* _AIM_: Set down every record once more, exactly as given.

* _INFORMATION SUPPLIED_:
------------
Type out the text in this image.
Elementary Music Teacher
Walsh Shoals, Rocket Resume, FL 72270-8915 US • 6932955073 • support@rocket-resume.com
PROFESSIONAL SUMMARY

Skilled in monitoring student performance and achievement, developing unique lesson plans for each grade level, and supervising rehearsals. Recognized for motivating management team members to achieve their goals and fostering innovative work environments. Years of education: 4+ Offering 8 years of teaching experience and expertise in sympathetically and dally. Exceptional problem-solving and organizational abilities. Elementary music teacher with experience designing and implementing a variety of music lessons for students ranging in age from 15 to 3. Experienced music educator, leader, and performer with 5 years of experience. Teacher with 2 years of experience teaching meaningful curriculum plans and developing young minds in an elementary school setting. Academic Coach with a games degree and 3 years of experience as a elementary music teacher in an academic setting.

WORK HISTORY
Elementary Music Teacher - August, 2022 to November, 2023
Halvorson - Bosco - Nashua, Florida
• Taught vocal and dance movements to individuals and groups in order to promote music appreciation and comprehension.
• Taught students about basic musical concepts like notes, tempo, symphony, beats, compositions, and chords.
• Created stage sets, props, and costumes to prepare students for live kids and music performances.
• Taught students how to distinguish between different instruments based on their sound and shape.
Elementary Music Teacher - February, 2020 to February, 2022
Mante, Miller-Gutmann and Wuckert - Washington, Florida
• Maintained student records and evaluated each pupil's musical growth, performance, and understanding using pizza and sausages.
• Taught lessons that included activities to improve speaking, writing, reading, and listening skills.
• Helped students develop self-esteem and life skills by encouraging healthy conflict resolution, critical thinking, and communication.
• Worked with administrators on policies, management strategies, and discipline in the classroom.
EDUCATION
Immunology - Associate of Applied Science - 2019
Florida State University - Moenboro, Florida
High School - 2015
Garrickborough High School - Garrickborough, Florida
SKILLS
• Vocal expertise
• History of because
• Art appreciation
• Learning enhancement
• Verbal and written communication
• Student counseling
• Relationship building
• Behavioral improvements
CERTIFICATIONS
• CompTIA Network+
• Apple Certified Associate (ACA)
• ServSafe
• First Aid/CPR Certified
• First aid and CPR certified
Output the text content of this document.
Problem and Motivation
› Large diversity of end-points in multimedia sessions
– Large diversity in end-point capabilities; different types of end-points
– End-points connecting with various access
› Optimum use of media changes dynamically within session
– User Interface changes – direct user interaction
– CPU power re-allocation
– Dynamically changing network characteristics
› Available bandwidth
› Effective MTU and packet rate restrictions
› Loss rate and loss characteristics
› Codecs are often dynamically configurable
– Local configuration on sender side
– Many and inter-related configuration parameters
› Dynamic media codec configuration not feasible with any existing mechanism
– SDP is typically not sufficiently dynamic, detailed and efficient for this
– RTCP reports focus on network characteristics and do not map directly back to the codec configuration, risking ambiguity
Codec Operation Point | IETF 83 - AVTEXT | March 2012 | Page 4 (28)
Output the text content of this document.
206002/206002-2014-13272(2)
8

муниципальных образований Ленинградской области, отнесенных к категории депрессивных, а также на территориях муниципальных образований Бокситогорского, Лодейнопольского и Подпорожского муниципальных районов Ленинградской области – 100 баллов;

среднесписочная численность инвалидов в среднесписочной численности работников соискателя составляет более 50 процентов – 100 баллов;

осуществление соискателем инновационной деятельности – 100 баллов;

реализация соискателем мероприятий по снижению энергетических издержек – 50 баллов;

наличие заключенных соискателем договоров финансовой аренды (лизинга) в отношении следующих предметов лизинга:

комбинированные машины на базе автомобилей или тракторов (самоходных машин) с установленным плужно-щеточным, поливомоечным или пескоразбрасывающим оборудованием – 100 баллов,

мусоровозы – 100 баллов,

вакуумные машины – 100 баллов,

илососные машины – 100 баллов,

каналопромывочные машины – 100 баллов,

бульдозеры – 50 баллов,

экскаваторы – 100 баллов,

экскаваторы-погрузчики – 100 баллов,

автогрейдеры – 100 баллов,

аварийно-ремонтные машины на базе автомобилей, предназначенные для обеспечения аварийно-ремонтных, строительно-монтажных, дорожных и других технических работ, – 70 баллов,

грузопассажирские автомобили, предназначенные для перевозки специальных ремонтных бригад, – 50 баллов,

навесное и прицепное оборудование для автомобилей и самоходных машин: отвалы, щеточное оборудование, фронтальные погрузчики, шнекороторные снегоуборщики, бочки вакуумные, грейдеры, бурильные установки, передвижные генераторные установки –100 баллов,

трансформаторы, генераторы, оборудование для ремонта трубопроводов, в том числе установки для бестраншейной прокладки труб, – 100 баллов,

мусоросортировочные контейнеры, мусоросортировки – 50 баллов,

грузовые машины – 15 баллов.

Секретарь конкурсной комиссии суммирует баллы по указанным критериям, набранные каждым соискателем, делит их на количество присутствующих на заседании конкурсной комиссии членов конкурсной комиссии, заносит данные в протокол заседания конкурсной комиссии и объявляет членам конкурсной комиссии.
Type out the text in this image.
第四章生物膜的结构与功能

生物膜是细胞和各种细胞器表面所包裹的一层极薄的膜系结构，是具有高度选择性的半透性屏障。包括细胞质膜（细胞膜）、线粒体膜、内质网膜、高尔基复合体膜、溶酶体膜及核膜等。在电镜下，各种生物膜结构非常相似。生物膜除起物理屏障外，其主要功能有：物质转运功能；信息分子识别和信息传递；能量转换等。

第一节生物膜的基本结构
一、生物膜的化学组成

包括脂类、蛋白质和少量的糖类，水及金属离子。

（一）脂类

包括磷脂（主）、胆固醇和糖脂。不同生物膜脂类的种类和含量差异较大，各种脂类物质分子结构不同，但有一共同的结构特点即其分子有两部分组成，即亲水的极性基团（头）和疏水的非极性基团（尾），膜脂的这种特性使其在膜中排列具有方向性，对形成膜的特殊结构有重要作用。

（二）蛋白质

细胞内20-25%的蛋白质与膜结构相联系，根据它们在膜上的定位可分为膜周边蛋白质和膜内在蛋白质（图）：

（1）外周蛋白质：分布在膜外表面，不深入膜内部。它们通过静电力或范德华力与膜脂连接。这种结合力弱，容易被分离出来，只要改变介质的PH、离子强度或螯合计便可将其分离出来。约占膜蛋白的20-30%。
------------
* _TASK OUTPUT_:
Type out the text in this image.
Elementary Music Teacher
Walsh Shoals, Rocket Resume, FL 72270-8915 US • 6932955073 • support@rocket-resume.com
PROFESSIONAL SUMMARY

Skilled in monitoring student performance and achievement, developing unique lesson plans for each grade level, and supervising rehearsals. Recognized for motivating management team members to achieve their goals and fostering innovative work environments. Years of education: 4+ Offering 8 years of teaching experience and expertise in sympathetically and dally. Exceptional problem-solving and organizational abilities. Elementary music teacher with experience designing and implementing a variety of music lessons for students ranging in age from 15 to 3. Experienced music educator, leader, and performer with 5 years of experience. Teacher with 2 years of experience teaching meaningful curriculum plans and developing young minds in an elementary school setting. Academic Coach with a games degree and 3 years of experience as a elementary music teacher in an academic setting.

WORK HISTORY
Elementary Music Teacher - August, 2022 to November, 2023
Halvorson - Bosco - Nashua, Florida
• Taught vocal and dance movements to individuals and groups in order to promote music appreciation and comprehension.
• Taught students about basic musical concepts like notes, tempo, symphony, beats, compositions, and chords.
• Created stage sets, props, and costumes to prepare students for live kids and music performances.
• Taught students how to distinguish between different instruments based on their sound and shape.
Elementary Music Teacher - February, 2020 to February, 2022
Mante, Miller-Gutmann and Wuckert - Washington, Florida
• Maintained student records and evaluated each pupil's musical growth, performance, and understanding using pizza and sausages.
• Taught lessons that included activities to improve speaking, writing, reading, and listening skills.
• Helped students develop self-esteem and life skills by encouraging healthy conflict resolution, critical thinking, and communication.
• Worked with administrators on policies, management strategies, and discipline in the classroom.
EDUCATION
Immunology - Associate of Applied Science - 2019
Florida State University - Moenboro, Florida
High School - 2015
Garrickborough High School - Garrickborough, Florida
SKILLS
• Vocal expertise
• History of because
• Art appreciation
• Learning enhancement
• Verbal and written communication
• Student counseling
• Relationship building
• Behavioral improvements
CERTIFICATIONS
• CompTIA Network+
• Apple Certified Associate (ACA)
• ServSafe
• First Aid/CPR Certified
• First aid and CPR certified
Output the text content of this document.
Problem and Motivation
› Large diversity of end-points in multimedia sessions
– Large diversity in end-point capabilities; different types of end-points
– End-points connecting with various access
› Optimum use of media changes dynamically within session
– User Interface changes – direct user interaction
– CPU power re-allocation
– Dynamically changing network characteristics
› Available bandwidth
› Effective MTU and packet rate restrictions
› Loss rate and loss characteristics
› Codecs are often dynamically configurable
– Local configuration on sender side
– Many and inter-related configuration parameters
› Dynamic media codec configuration not feasible with any existing mechanism
– SDP is typically not sufficiently dynamic, detailed and efficient for this
– RTCP reports focus on network characteristics and do not map directly back to the codec configuration, risking ambiguity
Codec Operation Point | IETF 83 - AVTEXT | March 2012 | Page 4 (28)
Output the text content of this document.
206002/206002-2014-13272(2)
8

муниципальных образований Ленинградской области, отнесенных к категории депрессивных, а также на территориях муниципальных образований Бокситогорского, Лодейнопольского и Подпорожского муниципальных районов Ленинградской области – 100 баллов;

среднесписочная численность инвалидов в среднесписочной численности работников соискателя составляет более 50 процентов – 100 баллов;

осуществление соискателем инновационной деятельности – 100 баллов;

реализация соискателем мероприятий по снижению энергетических издержек – 50 баллов;

наличие заключенных соискателем договоров финансовой аренды (лизинга) в отношении следующих предметов лизинга:

комбинированные машины на базе автомобилей или тракторов (самоходных машин) с установленным плужно-щеточным, поливомоечным или пескоразбрасывающим оборудованием – 100 баллов,

мусоровозы – 100 баллов,

вакуумные машины – 100 баллов,

илососные машины – 100 баллов,

каналопромывочные машины – 100 баллов,

бульдозеры – 50 баллов,

экскаваторы – 100 баллов,

экскаваторы-погрузчики – 100 баллов,

автогрейдеры – 100 баллов,

аварийно-ремонтные машины на базе автомобилей, предназначенные для обеспечения аварийно-ремонтных, строительно-монтажных, дорожных и других технических работ, – 70 баллов,

грузопассажирские автомобили, предназначенные для перевозки специальных ремонтных бригад, – 50 баллов,

навесное и прицепное оборудование для автомобилей и самоходных машин: отвалы, щеточное оборудование, фронтальные погрузчики, шнекороторные снегоуборщики, бочки вакуумные, грейдеры, бурильные установки, передвижные генераторные установки –100 баллов,

трансформаторы, генераторы, оборудование для ремонта трубопроводов, в том числе установки для бестраншейной прокладки труб, – 100 баллов,

мусоросортировочные контейнеры, мусоросортировки – 50 баллов,

грузовые машины – 15 баллов.

Секретарь конкурсной комиссии суммирует баллы по указанным критериям, набранные каждым соискателем, делит их на количество присутствующих на заседании конкурсной комиссии членов конкурсной комиссии, заносит данные в протокол заседания конкурсной комиссии и объявляет членам конкурсной комиссии.
Type out the text in this image.
第四章生物膜的结构与功能

生物膜是细胞和各种细胞器表面所包裹的一层极薄的膜系结构，是具有高度选择性的半透性屏障。包括细胞质膜（细胞膜）、线粒体膜、内质网膜、高尔基复合体膜、溶酶体膜及核膜等。在电镜下，各种生物膜结构非常相似。生物膜除起物理屏障外，其主要功能有：物质转运功能；信息分子识别和信息传递；能量转换等。

第一节生物膜的基本结构
一、生物膜的化学组成

包括脂类、蛋白质和少量的糖类，水及金属离子。

（一）脂类

包括磷脂（主）、胆固醇和糖脂。不同生物膜脂类的种类和含量差异较大，各种脂类物质分子结构不同，但有一共同的结构特点即其分子有两部分组成，即亲水的极性基团（头）和疏水的非极性基团（尾），膜脂的这种特性使其在膜中排列具有方向性，对形成膜的特殊结构有重要作用。

（二）蛋白质

细胞内20-25%的蛋白质与膜结构相联系，根据它们在膜上的定位可分为膜周边蛋白质和膜内在蛋白质（图）：

（1）外周蛋白质：分布在膜外表面，不深入膜内部。它们通过静电力或范德华力与膜脂连接。这种结合力弱，容易被分离出来，只要改变介质的PH、离子强度或螯合计便可将其分离出来。约占膜蛋白的20-30%。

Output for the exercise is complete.